» What is being asked:
Extract every one of the lines below and reproduce each one verbatim, with no alterations.

── The input

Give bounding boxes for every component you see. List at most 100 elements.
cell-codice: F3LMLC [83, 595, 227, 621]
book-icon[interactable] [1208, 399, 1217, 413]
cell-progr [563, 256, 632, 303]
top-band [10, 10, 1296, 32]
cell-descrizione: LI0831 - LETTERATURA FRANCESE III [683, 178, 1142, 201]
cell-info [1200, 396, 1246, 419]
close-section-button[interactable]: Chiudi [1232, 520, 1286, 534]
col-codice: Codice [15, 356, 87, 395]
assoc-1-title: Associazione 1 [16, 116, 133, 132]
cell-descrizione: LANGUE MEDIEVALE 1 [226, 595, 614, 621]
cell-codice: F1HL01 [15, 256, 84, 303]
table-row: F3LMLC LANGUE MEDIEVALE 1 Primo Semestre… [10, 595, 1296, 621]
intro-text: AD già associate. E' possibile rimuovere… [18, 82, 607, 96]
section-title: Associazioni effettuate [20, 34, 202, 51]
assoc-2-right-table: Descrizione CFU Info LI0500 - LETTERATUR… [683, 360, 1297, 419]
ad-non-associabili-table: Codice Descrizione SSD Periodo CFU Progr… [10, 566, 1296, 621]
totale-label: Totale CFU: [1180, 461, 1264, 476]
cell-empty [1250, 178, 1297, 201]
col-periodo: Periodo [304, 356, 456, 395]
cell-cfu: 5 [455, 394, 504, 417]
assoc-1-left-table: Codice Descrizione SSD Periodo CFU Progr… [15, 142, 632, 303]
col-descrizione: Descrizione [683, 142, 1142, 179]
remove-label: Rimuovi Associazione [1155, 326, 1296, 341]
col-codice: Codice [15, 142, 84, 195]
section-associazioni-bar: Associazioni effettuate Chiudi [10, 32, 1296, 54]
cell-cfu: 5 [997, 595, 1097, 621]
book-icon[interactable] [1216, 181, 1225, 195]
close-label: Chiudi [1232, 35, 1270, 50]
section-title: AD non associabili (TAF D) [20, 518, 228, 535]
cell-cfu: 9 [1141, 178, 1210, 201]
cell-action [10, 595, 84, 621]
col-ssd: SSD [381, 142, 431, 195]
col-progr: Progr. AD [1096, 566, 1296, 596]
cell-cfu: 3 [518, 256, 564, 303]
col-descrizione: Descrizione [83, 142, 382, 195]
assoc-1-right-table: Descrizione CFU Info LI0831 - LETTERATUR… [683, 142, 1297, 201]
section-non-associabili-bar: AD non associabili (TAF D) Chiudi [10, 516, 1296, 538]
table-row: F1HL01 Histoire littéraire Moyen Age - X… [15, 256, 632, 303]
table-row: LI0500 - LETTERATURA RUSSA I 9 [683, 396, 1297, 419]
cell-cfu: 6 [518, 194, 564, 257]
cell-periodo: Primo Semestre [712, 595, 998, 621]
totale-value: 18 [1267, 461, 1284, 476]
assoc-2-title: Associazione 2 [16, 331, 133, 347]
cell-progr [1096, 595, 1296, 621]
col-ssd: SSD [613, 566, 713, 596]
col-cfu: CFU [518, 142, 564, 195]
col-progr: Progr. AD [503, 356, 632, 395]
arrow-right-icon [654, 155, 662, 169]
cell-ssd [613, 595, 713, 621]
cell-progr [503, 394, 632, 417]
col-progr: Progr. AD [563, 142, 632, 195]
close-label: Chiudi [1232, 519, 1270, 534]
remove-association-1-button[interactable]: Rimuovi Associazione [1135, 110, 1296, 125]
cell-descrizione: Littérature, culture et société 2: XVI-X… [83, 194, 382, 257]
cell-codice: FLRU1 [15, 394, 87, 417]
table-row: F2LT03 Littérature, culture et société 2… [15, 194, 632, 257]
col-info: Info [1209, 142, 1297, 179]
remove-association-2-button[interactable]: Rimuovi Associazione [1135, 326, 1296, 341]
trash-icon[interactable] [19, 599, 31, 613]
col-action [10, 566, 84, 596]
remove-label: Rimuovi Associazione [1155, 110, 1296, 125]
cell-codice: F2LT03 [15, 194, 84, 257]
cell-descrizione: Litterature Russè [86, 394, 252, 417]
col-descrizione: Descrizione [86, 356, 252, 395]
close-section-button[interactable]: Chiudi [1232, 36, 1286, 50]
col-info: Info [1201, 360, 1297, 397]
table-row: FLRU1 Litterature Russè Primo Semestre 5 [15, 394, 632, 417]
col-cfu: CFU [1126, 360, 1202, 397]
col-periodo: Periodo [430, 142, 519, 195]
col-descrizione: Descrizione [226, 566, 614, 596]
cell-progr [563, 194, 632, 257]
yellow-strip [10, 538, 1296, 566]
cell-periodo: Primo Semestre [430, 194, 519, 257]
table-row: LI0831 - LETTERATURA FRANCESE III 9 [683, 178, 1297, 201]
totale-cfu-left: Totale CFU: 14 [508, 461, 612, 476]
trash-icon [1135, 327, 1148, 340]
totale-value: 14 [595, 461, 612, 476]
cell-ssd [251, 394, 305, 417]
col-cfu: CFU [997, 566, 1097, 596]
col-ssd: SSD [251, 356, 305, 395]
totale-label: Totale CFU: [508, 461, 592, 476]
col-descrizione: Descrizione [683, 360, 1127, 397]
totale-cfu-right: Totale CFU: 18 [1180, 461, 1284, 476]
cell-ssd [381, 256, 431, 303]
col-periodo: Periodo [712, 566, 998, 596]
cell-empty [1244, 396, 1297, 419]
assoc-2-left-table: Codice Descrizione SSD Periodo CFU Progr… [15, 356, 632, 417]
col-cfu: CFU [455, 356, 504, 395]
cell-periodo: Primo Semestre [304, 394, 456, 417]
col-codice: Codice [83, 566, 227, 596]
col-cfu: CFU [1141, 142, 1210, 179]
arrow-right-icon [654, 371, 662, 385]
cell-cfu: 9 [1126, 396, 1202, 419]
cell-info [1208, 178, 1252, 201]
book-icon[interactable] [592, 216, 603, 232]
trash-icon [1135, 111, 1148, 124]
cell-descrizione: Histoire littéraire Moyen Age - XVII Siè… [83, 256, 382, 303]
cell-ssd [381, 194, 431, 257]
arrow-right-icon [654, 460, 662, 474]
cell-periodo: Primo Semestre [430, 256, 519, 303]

────

» Exercise solution:
Give bounding boxes for every component you see. List at most 100 elements.
cell-codice: F3LMLC [83, 595, 227, 621]
book-icon[interactable] [1208, 399, 1217, 413]
cell-progr [563, 256, 632, 303]
top-band [10, 10, 1296, 32]
cell-descrizione: LI0831 - LETTERATURA FRANCESE III [683, 178, 1142, 201]
cell-info [1200, 396, 1246, 419]
close-section-button[interactable]: Chiudi [1232, 520, 1286, 534]
col-codice: Codice [15, 356, 87, 395]
assoc-1-title: Associazione 1 [16, 116, 133, 132]
cell-descrizione: LANGUE MEDIEVALE 1 [226, 595, 614, 621]
cell-codice: F1HL01 [15, 256, 84, 303]
table-row: F3LMLC LANGUE MEDIEVALE 1 Primo Semestre… [10, 595, 1296, 621]
intro-text: AD già associate. E' possibile rimuovere… [18, 82, 607, 96]
section-title: Associazioni effettuate [20, 34, 202, 51]
assoc-2-right-table: Descrizione CFU Info LI0500 - LETTERATUR… [683, 360, 1297, 419]
ad-non-associabili-table: Codice Descrizione SSD Periodo CFU Progr… [10, 566, 1296, 621]
totale-label: Totale CFU: [1180, 461, 1264, 476]
cell-empty [1250, 178, 1297, 201]
col-periodo: Periodo [304, 356, 456, 395]
cell-cfu: 5 [455, 394, 504, 417]
assoc-1-left-table: Codice Descrizione SSD Periodo CFU Progr… [15, 142, 632, 303]
col-descrizione: Descrizione [683, 142, 1142, 179]
remove-label: Rimuovi Associazione [1155, 326, 1296, 341]
col-codice: Codice [15, 142, 84, 195]
section-associazioni-bar: Associazioni effettuate Chiudi [10, 32, 1296, 54]
cell-cfu: 5 [997, 595, 1097, 621]
book-icon[interactable] [1216, 181, 1225, 195]
close-label: Chiudi [1232, 35, 1270, 50]
section-title: AD non associabili (TAF D) [20, 518, 228, 535]
cell-cfu: 9 [1141, 178, 1210, 201]
cell-action [10, 595, 84, 621]
col-ssd: SSD [381, 142, 431, 195]
col-progr: Progr. AD [1096, 566, 1296, 596]
cell-cfu: 3 [518, 256, 564, 303]
col-descrizione: Descrizione [83, 142, 382, 195]
assoc-1-right-table: Descrizione CFU Info LI0831 - LETTERATUR… [683, 142, 1297, 201]
section-non-associabili-bar: AD non associabili (TAF D) Chiudi [10, 516, 1296, 538]
table-row: F1HL01 Histoire littéraire Moyen Age - X… [15, 256, 632, 303]
table-row: LI0500 - LETTERATURA RUSSA I 9 [683, 396, 1297, 419]
cell-cfu: 6 [518, 194, 564, 257]
cell-periodo: Primo Semestre [712, 595, 998, 621]
totale-value: 18 [1267, 461, 1284, 476]
assoc-2-title: Associazione 2 [16, 331, 133, 347]
cell-progr [1096, 595, 1296, 621]
col-ssd: SSD [613, 566, 713, 596]
col-cfu: CFU [518, 142, 564, 195]
col-progr: Progr. AD [503, 356, 632, 395]
arrow-right-icon [654, 155, 662, 169]
cell-ssd [613, 595, 713, 621]
cell-progr [503, 394, 632, 417]
col-progr: Progr. AD [563, 142, 632, 195]
close-label: Chiudi [1232, 519, 1270, 534]
remove-association-1-button[interactable]: Rimuovi Associazione [1135, 110, 1296, 125]
cell-descrizione: Littérature, culture et société 2: XVI-X… [83, 194, 382, 257]
cell-codice: FLRU1 [15, 394, 87, 417]
table-row: F2LT03 Littérature, culture et société 2… [15, 194, 632, 257]
col-info: Info [1209, 142, 1297, 179]
remove-association-2-button[interactable]: Rimuovi Associazione [1135, 326, 1296, 341]
trash-icon[interactable] [19, 599, 31, 613]
col-action [10, 566, 84, 596]
remove-label: Rimuovi Associazione [1155, 110, 1296, 125]
cell-codice: F2LT03 [15, 194, 84, 257]
cell-descrizione: Litterature Russè [86, 394, 252, 417]
col-descrizione: Descrizione [86, 356, 252, 395]
close-section-button[interactable]: Chiudi [1232, 36, 1286, 50]
col-info: Info [1201, 360, 1297, 397]
table-row: FLRU1 Litterature Russè Primo Semestre 5 [15, 394, 632, 417]
col-cfu: CFU [1126, 360, 1202, 397]
col-periodo: Periodo [430, 142, 519, 195]
col-descrizione: Descrizione [226, 566, 614, 596]
cell-progr [563, 194, 632, 257]
yellow-strip [10, 538, 1296, 566]
cell-periodo: Primo Semestre [430, 194, 519, 257]
table-row: LI0831 - LETTERATURA FRANCESE III 9 [683, 178, 1297, 201]
totale-cfu-left: Totale CFU: 14 [508, 461, 612, 476]
trash-icon [1135, 327, 1148, 340]
totale-value: 14 [595, 461, 612, 476]
cell-ssd [251, 394, 305, 417]
col-cfu: CFU [997, 566, 1097, 596]
col-ssd: SSD [251, 356, 305, 395]
totale-label: Totale CFU: [508, 461, 592, 476]
col-descrizione: Descrizione [683, 360, 1127, 397]
totale-cfu-right: Totale CFU: 18 [1180, 461, 1284, 476]
cell-ssd [381, 256, 431, 303]
col-periodo: Periodo [712, 566, 998, 596]
cell-empty [1244, 396, 1297, 419]
assoc-2-left-table: Codice Descrizione SSD Periodo CFU Progr… [15, 356, 632, 417]
col-cfu: CFU [455, 356, 504, 395]
cell-periodo: Primo Semestre [304, 394, 456, 417]
col-codice: Codice [83, 566, 227, 596]
col-cfu: CFU [1141, 142, 1210, 179]
arrow-right-icon [654, 371, 662, 385]
cell-cfu: 9 [1126, 396, 1202, 419]
cell-info [1208, 178, 1252, 201]
book-icon[interactable] [592, 216, 603, 232]
trash-icon [1135, 111, 1148, 124]
cell-descrizione: Histoire littéraire Moyen Age - XVII Siè… [83, 256, 382, 303]
cell-ssd [381, 194, 431, 257]
arrow-right-icon [654, 460, 662, 474]
cell-periodo: Primo Semestre [430, 256, 519, 303]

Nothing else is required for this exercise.